— DIRECTIONS —
Below are the records; extract from them the line containing "Give me the" to the line containing "Enumerate this screenshot's", both lines included, exactly and with no pictures.

____________

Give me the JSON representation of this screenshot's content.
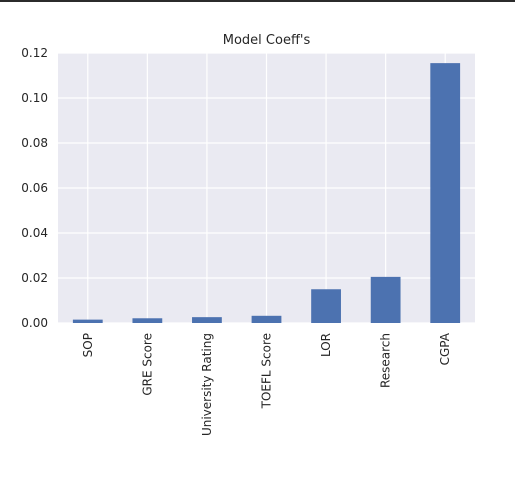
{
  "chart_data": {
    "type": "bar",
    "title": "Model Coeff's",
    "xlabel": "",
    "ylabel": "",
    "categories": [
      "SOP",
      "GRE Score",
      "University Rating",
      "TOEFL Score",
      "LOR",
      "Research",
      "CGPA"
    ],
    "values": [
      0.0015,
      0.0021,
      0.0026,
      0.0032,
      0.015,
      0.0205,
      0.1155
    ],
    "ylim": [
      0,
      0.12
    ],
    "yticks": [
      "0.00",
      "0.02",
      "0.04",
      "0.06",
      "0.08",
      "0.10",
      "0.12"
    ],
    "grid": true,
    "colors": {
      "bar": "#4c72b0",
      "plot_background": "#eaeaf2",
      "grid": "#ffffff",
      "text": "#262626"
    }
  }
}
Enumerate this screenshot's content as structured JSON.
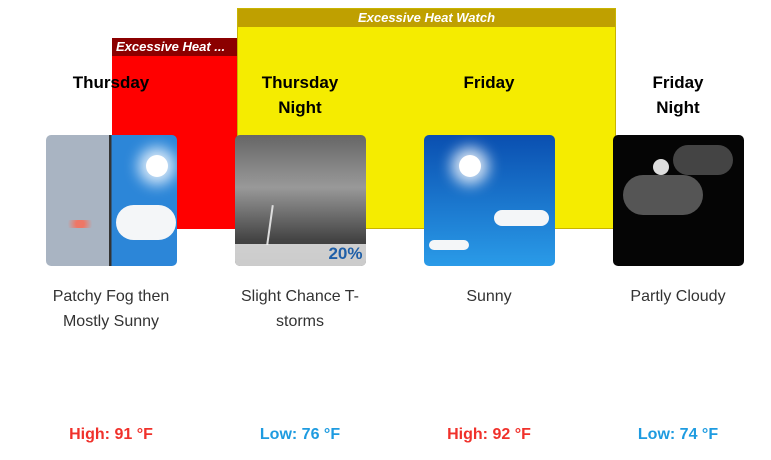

____________

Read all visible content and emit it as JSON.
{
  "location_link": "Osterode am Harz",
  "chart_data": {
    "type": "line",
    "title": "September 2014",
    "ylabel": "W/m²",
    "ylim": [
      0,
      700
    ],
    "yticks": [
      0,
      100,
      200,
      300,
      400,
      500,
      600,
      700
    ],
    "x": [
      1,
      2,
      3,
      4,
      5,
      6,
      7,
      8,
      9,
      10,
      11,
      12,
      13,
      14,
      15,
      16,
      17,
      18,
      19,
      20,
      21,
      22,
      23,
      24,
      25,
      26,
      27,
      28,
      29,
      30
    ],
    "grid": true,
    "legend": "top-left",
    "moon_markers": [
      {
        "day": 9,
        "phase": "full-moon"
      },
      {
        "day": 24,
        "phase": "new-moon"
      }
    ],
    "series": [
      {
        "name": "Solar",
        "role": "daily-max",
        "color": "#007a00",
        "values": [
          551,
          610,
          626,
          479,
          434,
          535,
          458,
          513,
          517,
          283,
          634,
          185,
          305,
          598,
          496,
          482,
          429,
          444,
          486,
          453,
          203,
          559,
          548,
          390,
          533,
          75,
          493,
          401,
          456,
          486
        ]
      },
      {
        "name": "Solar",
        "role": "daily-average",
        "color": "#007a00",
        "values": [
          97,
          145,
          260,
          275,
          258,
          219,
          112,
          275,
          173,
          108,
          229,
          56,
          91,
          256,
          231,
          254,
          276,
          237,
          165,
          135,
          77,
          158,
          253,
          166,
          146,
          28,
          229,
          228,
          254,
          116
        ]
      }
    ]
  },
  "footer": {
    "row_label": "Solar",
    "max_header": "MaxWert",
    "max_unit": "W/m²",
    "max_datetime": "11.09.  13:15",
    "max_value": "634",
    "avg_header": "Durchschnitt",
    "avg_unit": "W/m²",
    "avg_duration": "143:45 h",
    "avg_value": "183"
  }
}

____________

— WRITTEN ANSWER —
Give me the JSON representation of this screenshot's content.
{
  "chart_data": {
    "type": "bar",
    "title": "Model Coeff's",
    "xlabel": "",
    "ylabel": "",
    "categories": [
      "SOP",
      "GRE Score",
      "University Rating",
      "TOEFL Score",
      "LOR",
      "Research",
      "CGPA"
    ],
    "values": [
      0.0015,
      0.0021,
      0.0026,
      0.0032,
      0.015,
      0.0205,
      0.1155
    ],
    "ylim": [
      0,
      0.12
    ],
    "yticks": [
      "0.00",
      "0.02",
      "0.04",
      "0.06",
      "0.08",
      "0.10",
      "0.12"
    ],
    "grid": true,
    "colors": {
      "bar": "#4c72b0",
      "plot_background": "#eaeaf2",
      "grid": "#ffffff",
      "text": "#262626"
    }
  }
}
Enumerate this screenshot's content as structured JSON.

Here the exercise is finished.